SOURCE PASSAGE:
** BEGIN **
Welcome to Term 1, Week 9 of 2025!
As we near the second-last week of term, we hope you’ve had the chance to engage with the wide range of REISA events held throughout the term.
If you are keen to continue learning more about the real estate investment world and want to be the first to hear about our events and opportunities, we strongly encourage you to like and follow the REISA UNSW Facebook and Instagram.
Warm regards,
REISA UNSW Team
Real Estate News
Property A Safe Haven in Trade Turmoil?
Ever since “Liberation Day” on April 2nd, financial markets have been volatile, and investors have even lost significant confidence in traditional “safe” investments. With the US Treasury Bond sell off, an “ominous sign that the world [is] losing faith in America” according to ABC’s Chief Business Correspondent Ian Verrender, where should investors put their money? One answer could be Australian Property. Australia’s weak dollar (which reached historic lows of 59.55 US cents on April 8), and the prospect of 3 more rate cuts in 2025 could make local real estate more attractive to foreign capital.
** END **
GIVEN REQUEST 1: Can you reproduce, word for word, the stretch of the newsletter from "If you are keen" through "Facebook and Instagram."?

RECORD LIST:
** BEGIN **
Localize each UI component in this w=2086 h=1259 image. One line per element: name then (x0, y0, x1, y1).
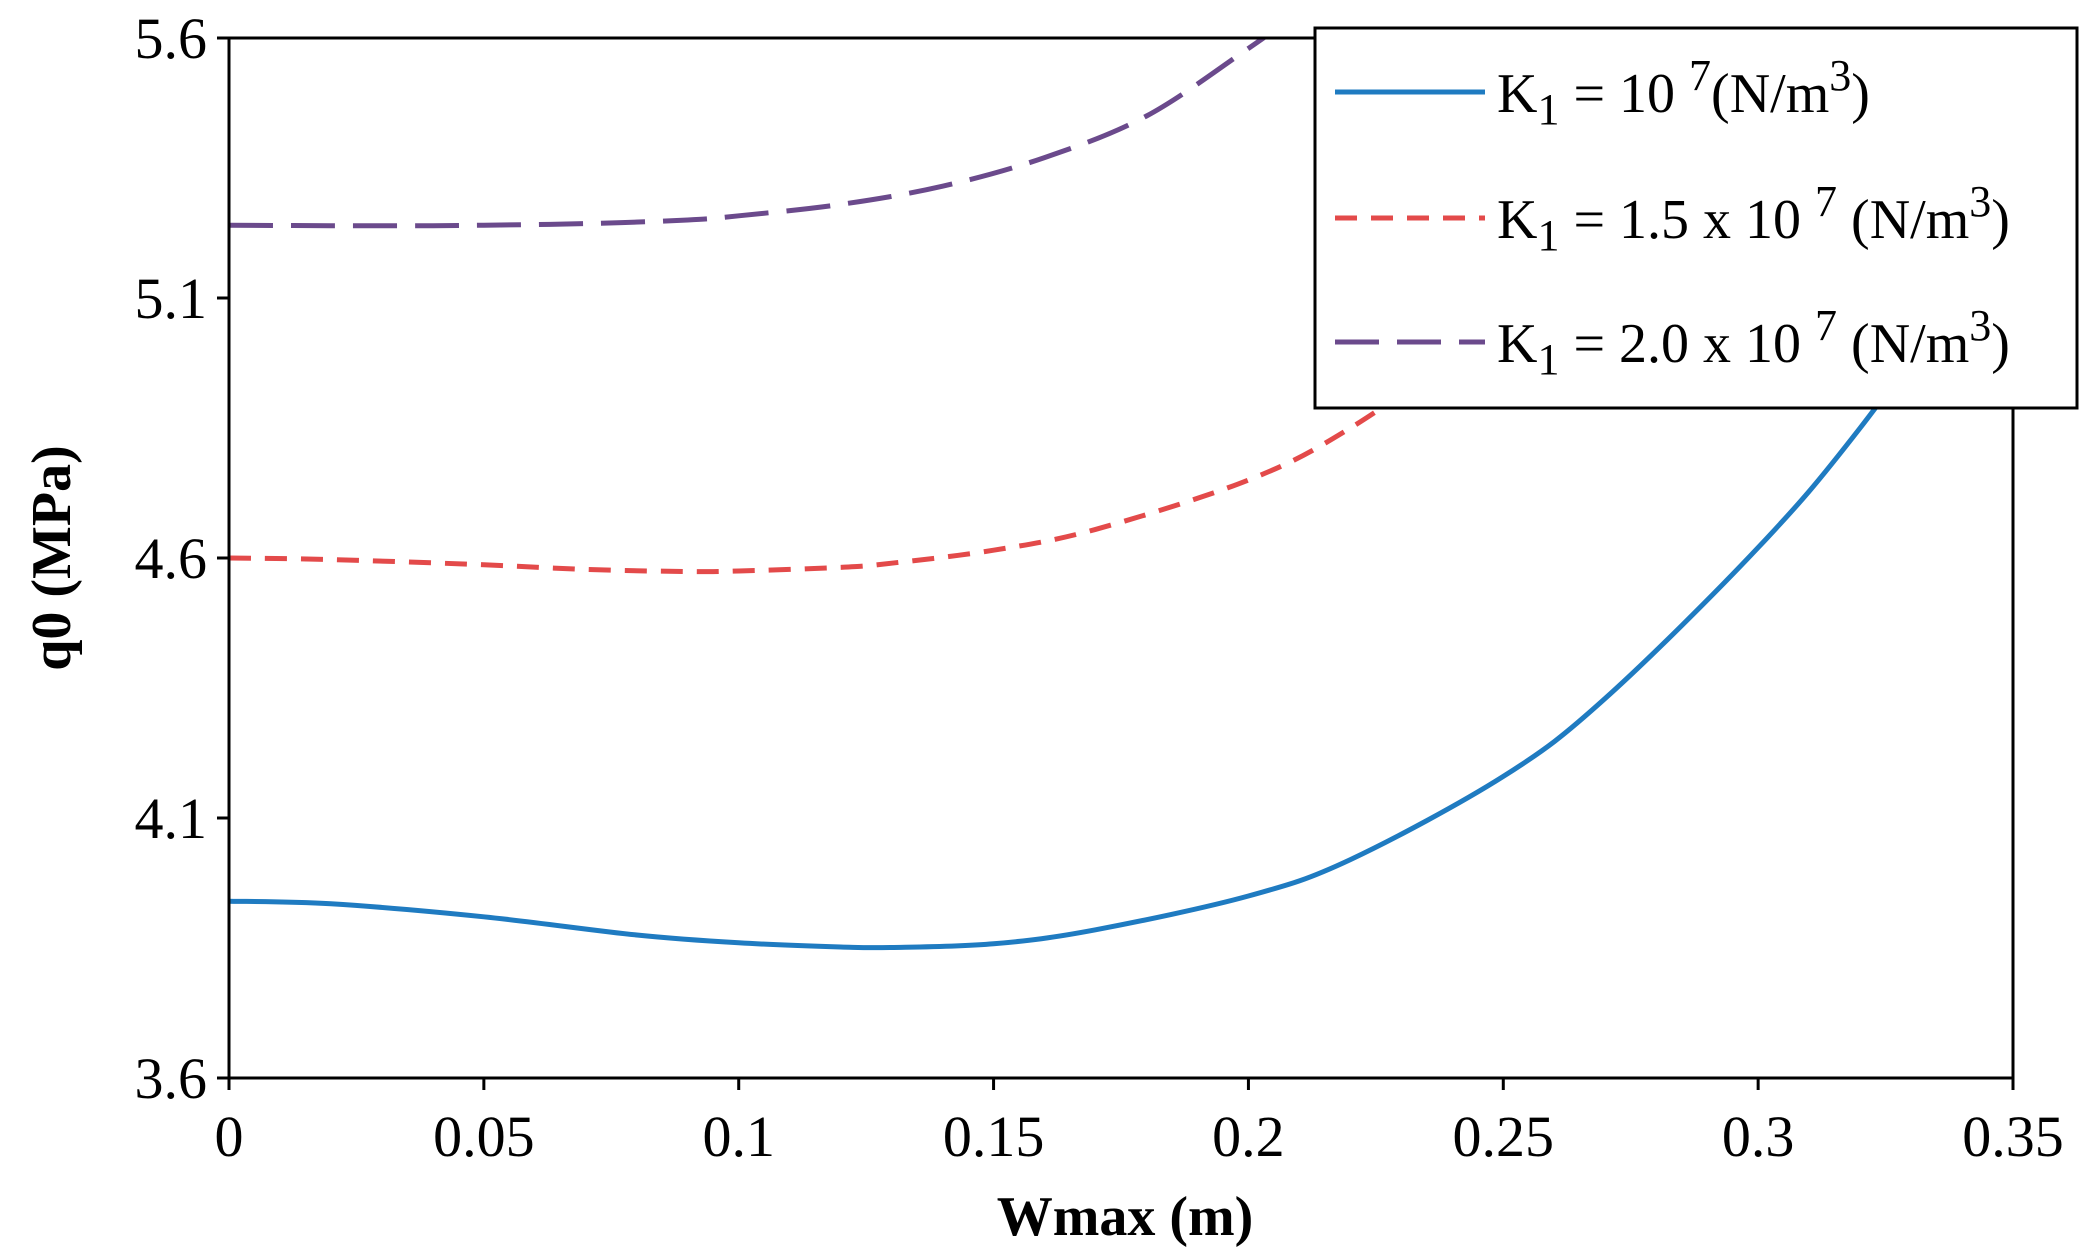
legend-label-3: K1 = 2.0 x 10 7 (N/m3) (1497, 301, 2010, 384)
x-tick-label: 0.3 (1722, 1104, 1795, 1169)
x-tick-label: 0.35 (1962, 1104, 2064, 1169)
legend-label-part: (N/m (1837, 313, 1969, 375)
x-tick-label: 0.2 (1212, 1104, 1285, 1169)
y-tick-label: 5.6 (135, 6, 208, 71)
series-line-2 (229, 321, 1505, 575)
legend-label-part: K (1497, 63, 1537, 125)
legend-label-part: 3 (1969, 301, 1991, 350)
legend-label-part: 1 (1537, 335, 1559, 384)
series-line-1 (229, 218, 2013, 951)
y-tick-label: 5.1 (135, 266, 208, 331)
legend-label-part: = 10 (1559, 63, 1689, 125)
legend-label-part: 3 (1829, 51, 1851, 100)
x-tick-label: 0.15 (943, 1104, 1045, 1169)
x-tick-label: 0.1 (702, 1104, 775, 1169)
legend-label-part: 3 (1969, 177, 1991, 226)
legend-label-2: K1 = 1.5 x 10 7 (N/m3) (1497, 177, 2010, 260)
y-axis-title: q0 (MPa) (21, 445, 83, 671)
legend-label-part: K (1497, 313, 1537, 375)
y-tick-label: 4.6 (135, 526, 208, 591)
legend: K1 = 10 7(N/m3)K1 = 1.5 x 10 7 (N/m3)K1 … (1313, 26, 2079, 410)
y-tick-label: 3.6 (135, 1046, 208, 1111)
plot-area-frame (227, 36, 2015, 1080)
legend-label-part: (N/m (1837, 189, 1969, 251)
legend-label-part: ) (1991, 313, 2010, 375)
x-axis-ticks: 0 0.05 0.1 0.15 0.2 0.25 0.3 0.35 (215, 1078, 2064, 1169)
legend-label-part: 7 (1689, 51, 1711, 100)
legend-label-part: ) (1851, 63, 1870, 125)
legend-label-part: 7 (1815, 177, 1837, 226)
x-axis-title: Wmax (m) (997, 1186, 1254, 1248)
legend-label-part: K (1497, 189, 1537, 251)
legend-label-part: = 1.5 x 10 (1559, 189, 1815, 251)
legend-label-part: 1 (1537, 211, 1559, 260)
y-tick-label: 4.1 (135, 786, 208, 851)
x-tick-label: 0.05 (433, 1104, 535, 1169)
legend-label-part: 1 (1537, 85, 1559, 134)
legend-label-part: ) (1991, 189, 2010, 251)
legend-label-part: 7 (1815, 301, 1837, 350)
legend-label-1: K1 = 10 7(N/m3) (1497, 51, 1870, 134)
legend-label-part: (N/m (1711, 63, 1829, 125)
x-tick-label: 0 (215, 1104, 244, 1169)
series-layer (229, 38, 2013, 951)
x-tick-label: 0.25 (1453, 1104, 1555, 1169)
legend-label-part: = 2.0 x 10 (1559, 313, 1815, 375)
y-axis-ticks: 3.6 4.1 4.6 5.1 5.6 (135, 6, 229, 1111)
series-line-3 (229, 38, 1268, 229)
** END **
GIVEN REQUEST 2: Can you transcribe, character for character, the stretch of rows from the one that contains "legend-label-3: K1 = 2.0" through the one that contains "legend-label-part: (N/m (1711, 63, 1829, 125)", both included, and nothing else?

EXPECTED ANSWER 1:
If you are keen to continue learning more about the real estate investment world and want to be the first to hear about our events and opportunities, we strongly encourage you to like and follow the REISA UNSW Facebook and Instagram.

EXPECTED ANSWER 2:
legend-label-3: K1 = 2.0 x 10 7 (N/m3) (1497, 301, 2010, 384)
x-tick-label: 0.3 (1722, 1104, 1795, 1169)
x-tick-label: 0.35 (1962, 1104, 2064, 1169)
legend-label-part: (N/m (1837, 313, 1969, 375)
x-tick-label: 0.2 (1212, 1104, 1285, 1169)
y-tick-label: 5.6 (135, 6, 208, 71)
series-line-2 (229, 321, 1505, 575)
legend-label-part: K (1497, 63, 1537, 125)
legend-label-part: 3 (1969, 301, 1991, 350)
legend-label-part: 1 (1537, 335, 1559, 384)
series-line-1 (229, 218, 2013, 951)
y-tick-label: 5.1 (135, 266, 208, 331)
legend-label-part: = 10 (1559, 63, 1689, 125)
legend-label-part: 3 (1829, 51, 1851, 100)
x-tick-label: 0.15 (943, 1104, 1045, 1169)
x-tick-label: 0.1 (702, 1104, 775, 1169)
legend-label-part: 3 (1969, 177, 1991, 226)
legend-label-2: K1 = 1.5 x 10 7 (N/m3) (1497, 177, 2010, 260)
y-axis-title: q0 (MPa) (21, 445, 83, 671)
legend-label-part: K (1497, 313, 1537, 375)
y-tick-label: 4.6 (135, 526, 208, 591)
legend: K1 = 10 7(N/m3)K1 = 1.5 x 10 7 (N/m3)K1 … (1313, 26, 2079, 410)
y-tick-label: 3.6 (135, 1046, 208, 1111)
plot-area-frame (227, 36, 2015, 1080)
legend-label-part: (N/m (1837, 189, 1969, 251)
legend-label-part: ) (1991, 313, 2010, 375)
x-axis-ticks: 0 0.05 0.1 0.15 0.2 0.25 0.3 0.35 (215, 1078, 2064, 1169)
legend-label-part: 7 (1689, 51, 1711, 100)
legend-label-part: ) (1851, 63, 1870, 125)
legend-label-part: 7 (1815, 177, 1837, 226)
x-axis-title: Wmax (m) (997, 1186, 1254, 1248)
legend-label-part: K (1497, 189, 1537, 251)
legend-label-part: = 1.5 x 10 (1559, 189, 1815, 251)
legend-label-part: 1 (1537, 211, 1559, 260)
y-tick-label: 4.1 (135, 786, 208, 851)
x-tick-label: 0.05 (433, 1104, 535, 1169)
legend-label-part: 1 (1537, 85, 1559, 134)
legend-label-part: ) (1991, 189, 2010, 251)
legend-label-part: 7 (1815, 301, 1837, 350)
legend-label-1: K1 = 10 7(N/m3) (1497, 51, 1870, 134)
legend-label-part: (N/m (1711, 63, 1829, 125)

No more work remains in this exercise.